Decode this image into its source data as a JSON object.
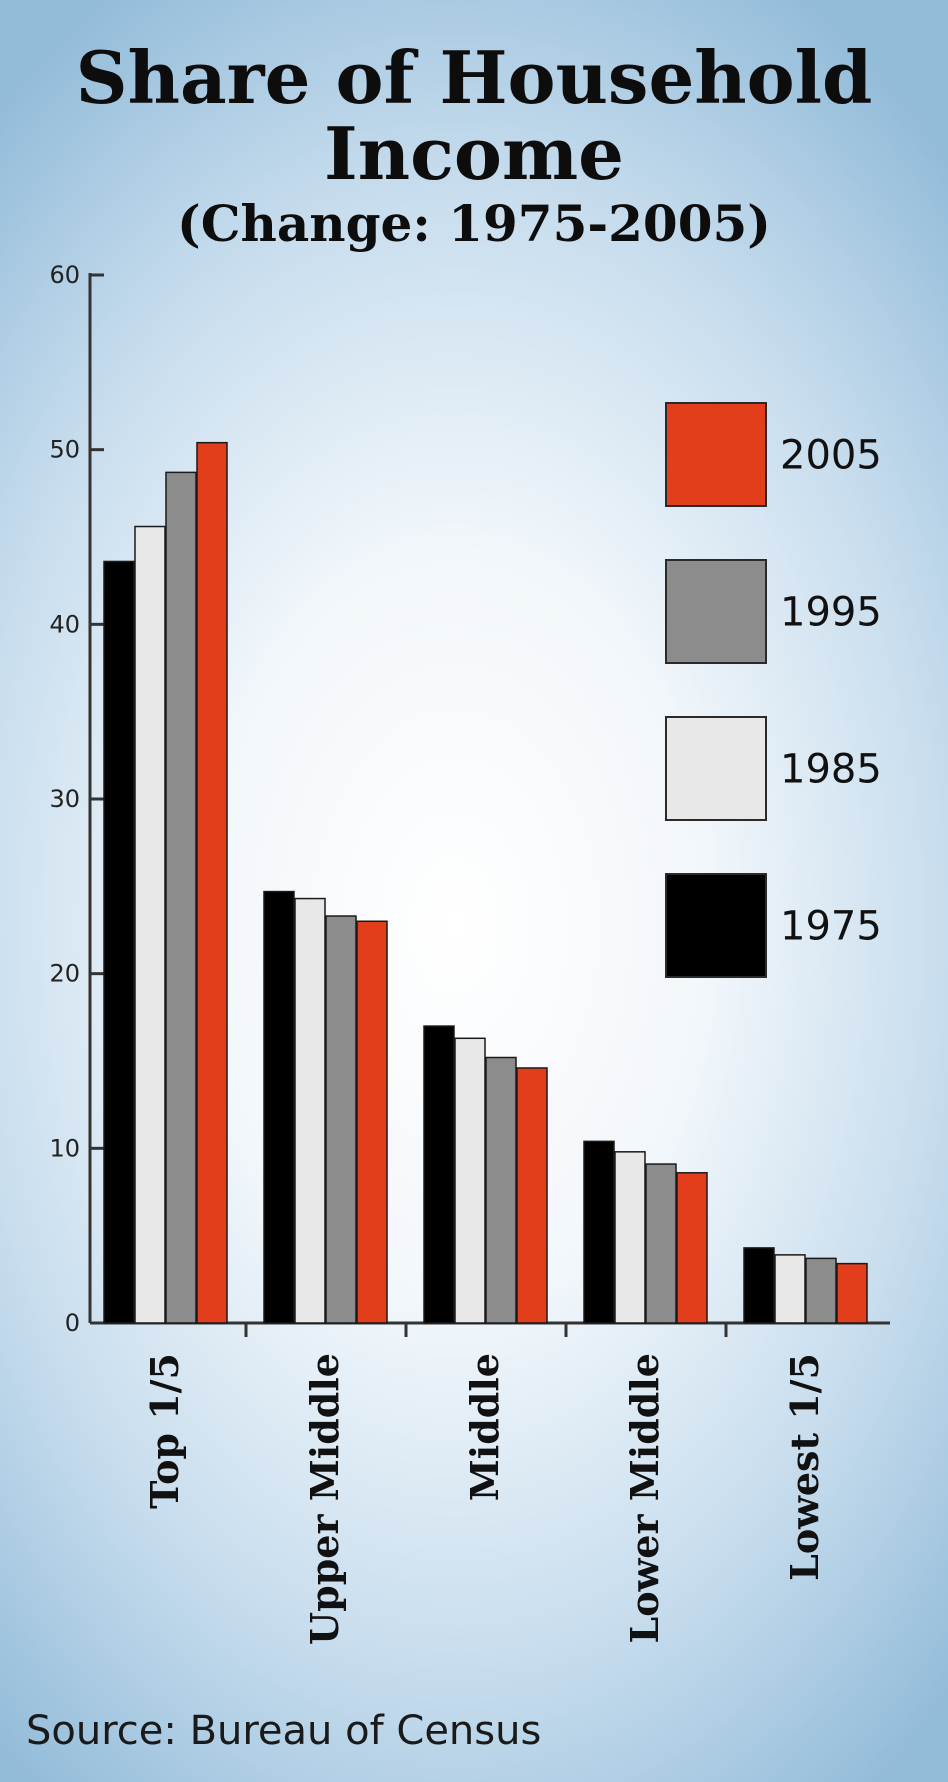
{
  "chart_data": {
    "type": "bar",
    "title": "Share of Household Income",
    "title_lines": [
      "Share of Household",
      "Income"
    ],
    "subtitle": "(Change: 1975-2005)",
    "categories": [
      "Top 1/5",
      "Upper Middle",
      "Middle",
      "Lower Middle",
      "Lowest 1/5"
    ],
    "series": [
      {
        "name": "1975",
        "color": "#000000",
        "values": [
          43.6,
          24.7,
          17.0,
          10.4,
          4.3
        ]
      },
      {
        "name": "1985",
        "color": "#e8e8e8",
        "values": [
          45.6,
          24.3,
          16.3,
          9.8,
          3.9
        ]
      },
      {
        "name": "1995",
        "color": "#8c8c8c",
        "values": [
          48.7,
          23.3,
          15.2,
          9.1,
          3.7
        ]
      },
      {
        "name": "2005",
        "color": "#e23e1c",
        "values": [
          50.4,
          23.0,
          14.6,
          8.6,
          3.4
        ]
      }
    ],
    "legend_order": [
      "2005",
      "1995",
      "1985",
      "1975"
    ],
    "legend_position": "right",
    "ylim": [
      0,
      60
    ],
    "yticks": [
      0,
      10,
      20,
      30,
      40,
      50,
      60
    ],
    "xlabel": "",
    "ylabel": "",
    "grid": false
  },
  "source": "Source: Bureau of Census"
}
----
What to produce
From the data above, work out how many lines contain the string "name" and reply with only the number.

Written response
4